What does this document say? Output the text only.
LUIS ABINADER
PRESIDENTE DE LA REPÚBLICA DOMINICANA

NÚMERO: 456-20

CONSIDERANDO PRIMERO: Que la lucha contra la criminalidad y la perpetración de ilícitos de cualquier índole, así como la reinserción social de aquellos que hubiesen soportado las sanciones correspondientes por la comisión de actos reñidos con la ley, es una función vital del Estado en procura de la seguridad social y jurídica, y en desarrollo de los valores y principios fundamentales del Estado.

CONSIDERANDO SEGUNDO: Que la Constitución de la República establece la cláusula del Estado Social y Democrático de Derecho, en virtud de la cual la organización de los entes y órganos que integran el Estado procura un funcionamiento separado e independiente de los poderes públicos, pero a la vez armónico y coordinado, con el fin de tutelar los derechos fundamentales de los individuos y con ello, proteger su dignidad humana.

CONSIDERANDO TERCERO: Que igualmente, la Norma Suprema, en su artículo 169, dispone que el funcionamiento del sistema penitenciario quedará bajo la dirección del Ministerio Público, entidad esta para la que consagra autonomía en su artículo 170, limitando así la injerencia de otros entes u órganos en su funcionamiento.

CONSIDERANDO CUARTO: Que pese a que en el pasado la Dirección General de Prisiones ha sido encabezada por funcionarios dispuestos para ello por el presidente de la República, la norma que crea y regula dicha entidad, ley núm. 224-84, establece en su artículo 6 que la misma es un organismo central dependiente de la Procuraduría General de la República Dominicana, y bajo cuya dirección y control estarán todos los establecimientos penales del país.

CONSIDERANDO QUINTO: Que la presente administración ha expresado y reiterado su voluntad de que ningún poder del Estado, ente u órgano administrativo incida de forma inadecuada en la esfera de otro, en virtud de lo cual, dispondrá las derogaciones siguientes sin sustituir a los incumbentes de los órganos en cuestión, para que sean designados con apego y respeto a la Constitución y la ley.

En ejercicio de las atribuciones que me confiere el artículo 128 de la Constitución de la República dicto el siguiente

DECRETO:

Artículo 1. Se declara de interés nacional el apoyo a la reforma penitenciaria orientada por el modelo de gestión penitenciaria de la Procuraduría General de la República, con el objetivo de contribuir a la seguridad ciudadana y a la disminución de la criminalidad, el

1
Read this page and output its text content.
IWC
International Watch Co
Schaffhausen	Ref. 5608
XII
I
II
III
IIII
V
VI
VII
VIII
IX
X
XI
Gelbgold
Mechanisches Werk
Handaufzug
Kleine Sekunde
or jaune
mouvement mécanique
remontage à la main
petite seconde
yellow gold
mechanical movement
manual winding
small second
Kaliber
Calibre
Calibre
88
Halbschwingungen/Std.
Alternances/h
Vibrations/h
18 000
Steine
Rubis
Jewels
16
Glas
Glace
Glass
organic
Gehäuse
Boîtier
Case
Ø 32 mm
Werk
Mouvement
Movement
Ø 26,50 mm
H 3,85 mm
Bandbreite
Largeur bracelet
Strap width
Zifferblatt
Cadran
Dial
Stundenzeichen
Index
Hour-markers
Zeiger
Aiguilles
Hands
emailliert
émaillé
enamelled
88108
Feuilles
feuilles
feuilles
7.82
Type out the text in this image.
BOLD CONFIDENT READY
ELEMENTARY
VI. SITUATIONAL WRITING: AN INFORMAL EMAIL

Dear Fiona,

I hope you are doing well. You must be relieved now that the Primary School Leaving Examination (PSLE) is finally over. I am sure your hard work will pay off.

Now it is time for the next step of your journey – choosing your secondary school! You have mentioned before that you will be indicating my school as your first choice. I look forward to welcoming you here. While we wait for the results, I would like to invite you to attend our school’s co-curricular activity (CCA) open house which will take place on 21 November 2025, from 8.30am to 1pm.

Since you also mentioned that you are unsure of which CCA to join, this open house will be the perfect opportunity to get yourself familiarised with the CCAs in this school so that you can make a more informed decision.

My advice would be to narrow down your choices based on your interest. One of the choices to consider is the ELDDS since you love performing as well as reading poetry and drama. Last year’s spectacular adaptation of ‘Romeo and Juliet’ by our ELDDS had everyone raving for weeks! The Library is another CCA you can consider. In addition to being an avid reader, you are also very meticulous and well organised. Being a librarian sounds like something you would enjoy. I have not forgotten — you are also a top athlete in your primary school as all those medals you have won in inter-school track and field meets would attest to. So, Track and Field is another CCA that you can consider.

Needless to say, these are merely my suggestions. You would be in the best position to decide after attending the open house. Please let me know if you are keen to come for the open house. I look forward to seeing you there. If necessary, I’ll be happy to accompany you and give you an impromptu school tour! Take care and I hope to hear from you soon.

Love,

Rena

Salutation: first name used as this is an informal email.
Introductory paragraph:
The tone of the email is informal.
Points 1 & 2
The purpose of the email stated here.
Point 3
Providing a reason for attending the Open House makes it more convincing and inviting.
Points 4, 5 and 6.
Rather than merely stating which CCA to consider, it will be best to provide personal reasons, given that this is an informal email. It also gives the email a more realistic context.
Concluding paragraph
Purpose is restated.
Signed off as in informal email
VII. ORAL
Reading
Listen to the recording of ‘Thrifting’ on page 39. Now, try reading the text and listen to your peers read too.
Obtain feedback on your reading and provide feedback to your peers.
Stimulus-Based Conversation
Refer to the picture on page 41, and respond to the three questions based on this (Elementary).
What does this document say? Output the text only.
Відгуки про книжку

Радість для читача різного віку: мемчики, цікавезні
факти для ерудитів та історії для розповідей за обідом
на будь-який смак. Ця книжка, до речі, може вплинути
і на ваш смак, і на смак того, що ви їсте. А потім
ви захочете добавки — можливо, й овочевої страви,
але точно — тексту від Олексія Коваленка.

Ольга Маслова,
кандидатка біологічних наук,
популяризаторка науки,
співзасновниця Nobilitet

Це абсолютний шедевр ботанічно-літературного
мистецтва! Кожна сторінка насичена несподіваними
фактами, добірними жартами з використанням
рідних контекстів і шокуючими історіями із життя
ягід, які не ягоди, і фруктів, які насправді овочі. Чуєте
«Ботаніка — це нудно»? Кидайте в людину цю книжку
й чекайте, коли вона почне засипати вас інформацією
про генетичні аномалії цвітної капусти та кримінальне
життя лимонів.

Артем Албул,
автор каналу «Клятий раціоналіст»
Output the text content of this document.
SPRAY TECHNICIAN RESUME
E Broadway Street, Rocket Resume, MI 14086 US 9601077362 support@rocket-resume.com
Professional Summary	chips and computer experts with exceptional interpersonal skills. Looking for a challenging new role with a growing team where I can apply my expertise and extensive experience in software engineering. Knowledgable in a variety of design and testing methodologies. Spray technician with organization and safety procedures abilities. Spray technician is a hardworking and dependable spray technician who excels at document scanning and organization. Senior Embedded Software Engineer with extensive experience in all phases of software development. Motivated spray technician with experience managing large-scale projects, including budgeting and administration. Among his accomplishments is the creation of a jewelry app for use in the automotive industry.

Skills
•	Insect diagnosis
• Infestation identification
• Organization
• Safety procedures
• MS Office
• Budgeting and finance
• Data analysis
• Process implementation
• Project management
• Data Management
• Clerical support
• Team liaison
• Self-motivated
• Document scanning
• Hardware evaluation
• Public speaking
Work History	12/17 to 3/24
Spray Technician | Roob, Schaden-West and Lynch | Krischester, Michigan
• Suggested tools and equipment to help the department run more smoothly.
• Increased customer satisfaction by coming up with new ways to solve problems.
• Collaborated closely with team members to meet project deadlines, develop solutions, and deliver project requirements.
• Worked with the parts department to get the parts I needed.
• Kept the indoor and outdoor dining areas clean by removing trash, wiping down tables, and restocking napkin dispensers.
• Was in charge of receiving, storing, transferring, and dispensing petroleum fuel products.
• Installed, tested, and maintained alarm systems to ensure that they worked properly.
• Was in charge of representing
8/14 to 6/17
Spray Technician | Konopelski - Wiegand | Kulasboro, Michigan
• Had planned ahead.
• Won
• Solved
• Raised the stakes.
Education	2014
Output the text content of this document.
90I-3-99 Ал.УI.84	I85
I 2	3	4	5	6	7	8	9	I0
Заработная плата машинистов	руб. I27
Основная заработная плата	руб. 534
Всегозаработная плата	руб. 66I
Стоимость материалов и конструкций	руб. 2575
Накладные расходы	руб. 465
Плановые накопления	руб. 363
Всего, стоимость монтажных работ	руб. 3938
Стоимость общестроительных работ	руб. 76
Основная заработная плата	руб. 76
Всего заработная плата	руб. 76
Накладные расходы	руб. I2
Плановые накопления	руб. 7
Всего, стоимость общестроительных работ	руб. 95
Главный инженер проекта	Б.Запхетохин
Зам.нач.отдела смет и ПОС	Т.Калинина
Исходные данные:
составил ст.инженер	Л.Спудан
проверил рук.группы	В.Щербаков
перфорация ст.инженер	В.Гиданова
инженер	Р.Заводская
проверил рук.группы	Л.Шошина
◇ ◇ ◇ ◇
_EXERCISE AIM_:
Write down every line of the data above that includes the string "provide".

_THE RESULT_:
Rather than merely stating which CCA to consider, it will be best to provide personal reasons, given that this is an informal email. It also gives the email a more realistic context.
Obtain feedback on your reading and provide feedback to your peers.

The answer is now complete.